Suena duro. Durísimo. Seguro que lo es. Pero estos chicos no transmiten infelicidad. Al contrario. Rezuman una mezcla de euforia, realismo y esperanza. Ahí está Álex, la artista, y su éxito con los chicos, acreditado por sus amigos. “Cuando llega la hora de la verdad, digo lo mío, y hasta ahora no he sufrido rechazo, la gente es educada. Otra cosa es encontrar pareja”. O Lucas y su narcisismo súbito: “No me canso de mirarme al espejo. Ahora me gusto, por fin me veo como me siento”. O Alejandra y el descaro de sus 15 años: “Aún no lo he hecho del todo. Esperaré a tener mi vagina. Pero rollos, sí, claro. No hace falta decir nada. De noche todos los gatos son pardos”, pontifica, precoz. Están en la edad. Tienen pavo doble, o triple. El cronológico, el que les proporciona el colocón de hormonas, y el subidón que les produce empezar a vivir como sienten.

**Qué hacer**
**A.** Resume el texto en dos oraciones.
**B.** ¿Cuántos años tiene Alejandra, según el texto?

**Datos dados**

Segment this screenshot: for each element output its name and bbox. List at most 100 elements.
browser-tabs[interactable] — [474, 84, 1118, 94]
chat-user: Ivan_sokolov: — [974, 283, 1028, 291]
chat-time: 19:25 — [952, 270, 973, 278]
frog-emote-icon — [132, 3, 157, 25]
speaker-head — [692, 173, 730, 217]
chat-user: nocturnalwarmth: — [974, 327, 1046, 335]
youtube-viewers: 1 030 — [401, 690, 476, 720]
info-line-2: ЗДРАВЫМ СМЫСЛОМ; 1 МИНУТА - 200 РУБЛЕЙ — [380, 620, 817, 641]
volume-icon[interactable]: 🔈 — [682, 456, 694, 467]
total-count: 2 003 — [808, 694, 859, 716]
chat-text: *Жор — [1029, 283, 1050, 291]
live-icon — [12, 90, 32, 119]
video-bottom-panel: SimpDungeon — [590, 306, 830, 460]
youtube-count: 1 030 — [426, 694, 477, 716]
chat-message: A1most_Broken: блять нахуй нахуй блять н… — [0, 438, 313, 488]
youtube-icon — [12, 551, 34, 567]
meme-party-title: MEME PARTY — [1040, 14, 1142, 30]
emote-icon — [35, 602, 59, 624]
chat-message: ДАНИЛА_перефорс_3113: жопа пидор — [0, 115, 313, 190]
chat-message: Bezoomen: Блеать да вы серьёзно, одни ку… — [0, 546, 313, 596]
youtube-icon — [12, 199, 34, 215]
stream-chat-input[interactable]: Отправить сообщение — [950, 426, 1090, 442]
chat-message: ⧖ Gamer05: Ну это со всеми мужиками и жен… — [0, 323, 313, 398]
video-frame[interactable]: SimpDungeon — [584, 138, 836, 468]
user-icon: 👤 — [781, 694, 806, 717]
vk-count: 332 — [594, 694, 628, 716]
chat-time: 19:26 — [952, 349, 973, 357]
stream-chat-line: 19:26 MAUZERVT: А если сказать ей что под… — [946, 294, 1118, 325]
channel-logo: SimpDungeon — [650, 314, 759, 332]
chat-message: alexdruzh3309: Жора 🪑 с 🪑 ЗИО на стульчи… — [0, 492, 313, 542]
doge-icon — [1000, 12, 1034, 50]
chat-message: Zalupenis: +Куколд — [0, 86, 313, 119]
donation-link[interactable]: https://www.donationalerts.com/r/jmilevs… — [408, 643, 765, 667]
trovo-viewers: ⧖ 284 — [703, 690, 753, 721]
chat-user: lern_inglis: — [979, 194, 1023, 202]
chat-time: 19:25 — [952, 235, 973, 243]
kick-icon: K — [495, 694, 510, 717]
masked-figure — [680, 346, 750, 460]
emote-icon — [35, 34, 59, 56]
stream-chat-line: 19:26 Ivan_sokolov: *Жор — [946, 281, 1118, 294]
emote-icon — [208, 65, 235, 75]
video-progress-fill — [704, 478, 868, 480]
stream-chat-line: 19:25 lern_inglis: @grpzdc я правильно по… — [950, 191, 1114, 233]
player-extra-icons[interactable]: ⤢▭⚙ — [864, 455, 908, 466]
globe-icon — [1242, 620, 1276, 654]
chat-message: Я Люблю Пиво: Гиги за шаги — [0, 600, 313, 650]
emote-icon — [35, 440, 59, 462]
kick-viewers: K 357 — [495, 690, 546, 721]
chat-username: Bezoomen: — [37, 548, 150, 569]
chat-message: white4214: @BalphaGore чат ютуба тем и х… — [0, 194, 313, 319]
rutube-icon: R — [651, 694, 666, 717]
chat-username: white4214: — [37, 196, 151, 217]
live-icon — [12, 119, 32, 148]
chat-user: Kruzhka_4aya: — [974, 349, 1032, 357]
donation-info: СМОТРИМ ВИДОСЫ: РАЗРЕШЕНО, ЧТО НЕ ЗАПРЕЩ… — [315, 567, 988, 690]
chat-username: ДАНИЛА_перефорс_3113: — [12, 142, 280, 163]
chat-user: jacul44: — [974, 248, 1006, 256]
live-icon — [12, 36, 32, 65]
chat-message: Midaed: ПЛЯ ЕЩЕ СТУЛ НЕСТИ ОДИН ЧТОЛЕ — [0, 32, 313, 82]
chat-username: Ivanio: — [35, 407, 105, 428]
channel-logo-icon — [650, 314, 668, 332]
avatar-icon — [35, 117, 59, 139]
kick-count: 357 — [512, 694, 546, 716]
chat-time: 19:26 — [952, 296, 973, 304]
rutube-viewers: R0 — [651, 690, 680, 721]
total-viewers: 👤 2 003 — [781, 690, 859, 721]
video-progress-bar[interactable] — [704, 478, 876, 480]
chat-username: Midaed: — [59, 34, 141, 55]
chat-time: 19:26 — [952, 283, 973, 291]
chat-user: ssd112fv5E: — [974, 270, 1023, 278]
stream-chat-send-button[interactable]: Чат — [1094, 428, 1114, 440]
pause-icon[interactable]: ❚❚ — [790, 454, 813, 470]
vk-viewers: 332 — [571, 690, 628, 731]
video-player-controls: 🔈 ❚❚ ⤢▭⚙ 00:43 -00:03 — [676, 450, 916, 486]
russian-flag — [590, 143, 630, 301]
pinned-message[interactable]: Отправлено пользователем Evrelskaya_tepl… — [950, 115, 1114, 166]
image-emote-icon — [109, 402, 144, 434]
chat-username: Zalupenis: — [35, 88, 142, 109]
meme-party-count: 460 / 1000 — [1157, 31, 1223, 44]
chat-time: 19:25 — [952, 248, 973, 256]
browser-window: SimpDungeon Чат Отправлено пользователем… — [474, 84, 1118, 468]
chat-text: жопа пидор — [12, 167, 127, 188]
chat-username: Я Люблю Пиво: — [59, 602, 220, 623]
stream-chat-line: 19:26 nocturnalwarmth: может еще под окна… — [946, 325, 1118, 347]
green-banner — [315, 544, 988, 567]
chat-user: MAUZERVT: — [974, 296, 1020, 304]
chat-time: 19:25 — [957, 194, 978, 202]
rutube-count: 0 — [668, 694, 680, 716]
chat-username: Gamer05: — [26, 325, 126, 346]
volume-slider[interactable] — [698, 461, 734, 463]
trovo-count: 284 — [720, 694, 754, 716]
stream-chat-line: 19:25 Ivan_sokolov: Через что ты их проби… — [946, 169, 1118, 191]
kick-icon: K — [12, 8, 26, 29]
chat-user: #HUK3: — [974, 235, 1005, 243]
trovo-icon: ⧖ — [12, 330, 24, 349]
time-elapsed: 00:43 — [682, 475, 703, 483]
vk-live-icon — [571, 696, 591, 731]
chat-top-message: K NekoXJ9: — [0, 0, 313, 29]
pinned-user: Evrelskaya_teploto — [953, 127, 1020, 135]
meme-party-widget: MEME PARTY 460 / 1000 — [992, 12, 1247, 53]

**Tus respuestas**
**A.** El texto cuenta que, aunque su situación suena muy dura, estos chicos no transmiten infelicidad, sino una mezcla de euforia, realismo y esperanza. Recoge las palabras de Álex, Lucas y Alejandra y dice que viven a la vez el pavo propio de su edad y el subidón de empezar a vivir como sienten.

**B.** Tiene 15 años.